[Written exercise]
Omit the pictures, then write out every entry exactly as it reads.

[Task input]
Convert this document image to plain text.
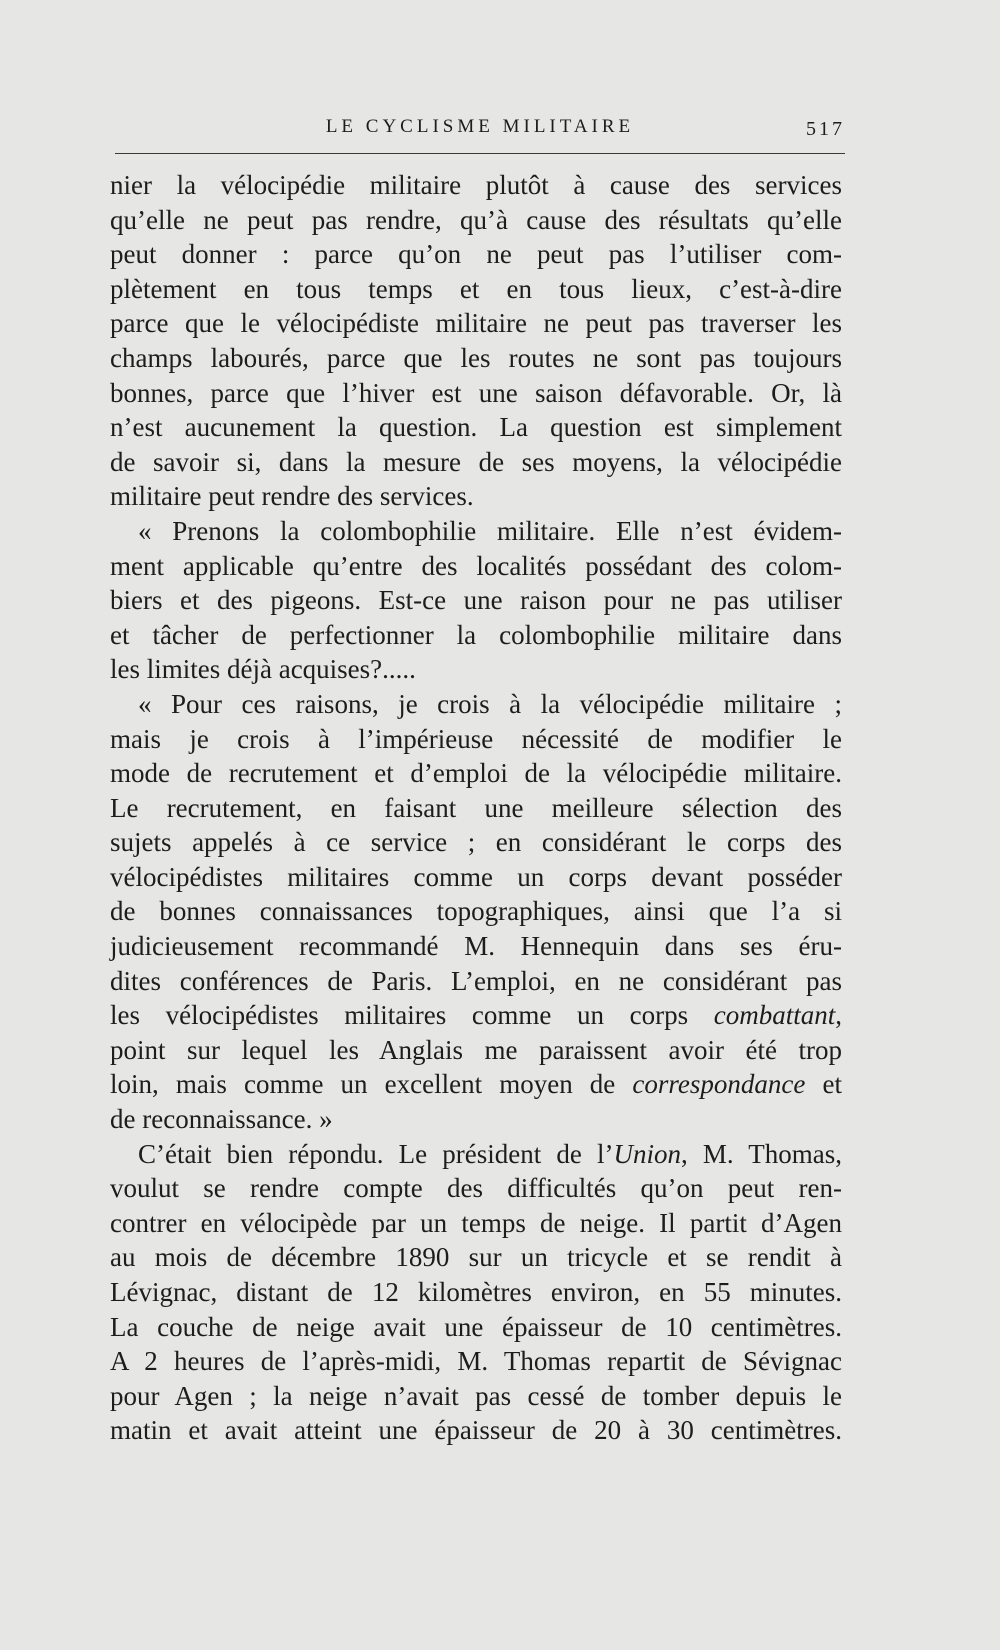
LE CYCLISME MILITAIRE	517
nier la vélocipédie militaire plutôt à cause des services
qu’elle ne peut pas rendre, qu’à cause des résultats qu’elle
peut donner : parce qu’on ne peut pas l’utiliser com-
plètement en tous temps et en tous lieux, c’est-à-dire
parce que le vélocipédiste militaire ne peut pas traverser les
champs labourés, parce que les routes ne sont pas toujours
bonnes, parce que l’hiver est une saison défavorable. Or, là
n’est aucunement la question. La question est simplement
de savoir si, dans la mesure de ses moyens, la vélocipédie
militaire peut rendre des services.
« Prenons la colombophilie militaire. Elle n’est évidem-
ment applicable qu’entre des localités possédant des colom-
biers et des pigeons. Est-ce une raison pour ne pas utiliser
et tâcher de perfectionner la colombophilie militaire dans
les limites déjà acquises?.....
« Pour ces raisons, je crois à la vélocipédie militaire ;
mais je crois à l’impérieuse nécessité de modifier le
mode de recrutement et d’emploi de la vélocipédie militaire.
Le recrutement, en faisant une meilleure sélection des
sujets appelés à ce service ; en considérant le corps des
vélocipédistes militaires comme un corps devant posséder
de bonnes connaissances topographiques, ainsi que l’a si
judicieusement recommandé M. Hennequin dans ses éru-
dites conférences de Paris. L’emploi, en ne considérant pas
les vélocipédistes militaires comme un corps combattant,
point sur lequel les Anglais me paraissent avoir été trop
loin, mais comme un excellent moyen de correspondance et
de reconnaissance. »
C’était bien répondu. Le président de l’Union, M. Thomas,
voulut se rendre compte des difficultés qu’on peut ren-
contrer en vélocipède par un temps de neige. Il partit d’Agen
au mois de décembre 1890 sur un tricycle et se rendit à
Lévignac, distant de 12 kilomètres environ, en 55 minutes.
La couche de neige avait une épaisseur de 10 centimètres.
A 2 heures de l’après-midi, M. Thomas repartit de Sévignac
pour Agen ; la neige n’avait pas cessé de tomber depuis le
matin et avait atteint une épaisseur de 20 à 30 centimètres.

[Result for this task]
Convert this document image to plain text.
LE CYCLISME MILITAIRE	517
nier la vélocipédie militaire plutôt à cause des services
qu’elle ne peut pas rendre, qu’à cause des résultats qu’elle
peut donner : parce qu’on ne peut pas l’utiliser com-
plètement en tous temps et en tous lieux, c’est-à-dire
parce que le vélocipédiste militaire ne peut pas traverser les
champs labourés, parce que les routes ne sont pas toujours
bonnes, parce que l’hiver est une saison défavorable. Or, là
n’est aucunement la question. La question est simplement
de savoir si, dans la mesure de ses moyens, la vélocipédie
militaire peut rendre des services.
« Prenons la colombophilie militaire. Elle n’est évidem-
ment applicable qu’entre des localités possédant des colom-
biers et des pigeons. Est-ce une raison pour ne pas utiliser
et tâcher de perfectionner la colombophilie militaire dans
les limites déjà acquises?.....
« Pour ces raisons, je crois à la vélocipédie militaire ;
mais je crois à l’impérieuse nécessité de modifier le
mode de recrutement et d’emploi de la vélocipédie militaire.
Le recrutement, en faisant une meilleure sélection des
sujets appelés à ce service ; en considérant le corps des
vélocipédistes militaires comme un corps devant posséder
de bonnes connaissances topographiques, ainsi que l’a si
judicieusement recommandé M. Hennequin dans ses éru-
dites conférences de Paris. L’emploi, en ne considérant pas
les vélocipédistes militaires comme un corps combattant,
point sur lequel les Anglais me paraissent avoir été trop
loin, mais comme un excellent moyen de correspondance et
de reconnaissance. »
C’était bien répondu. Le président de l’Union, M. Thomas,
voulut se rendre compte des difficultés qu’on peut ren-
contrer en vélocipède par un temps de neige. Il partit d’Agen
au mois de décembre 1890 sur un tricycle et se rendit à
Lévignac, distant de 12 kilomètres environ, en 55 minutes.
La couche de neige avait une épaisseur de 10 centimètres.
A 2 heures de l’après-midi, M. Thomas repartit de Sévignac
pour Agen ; la neige n’avait pas cessé de tomber depuis le
matin et avait atteint une épaisseur de 20 à 30 centimètres.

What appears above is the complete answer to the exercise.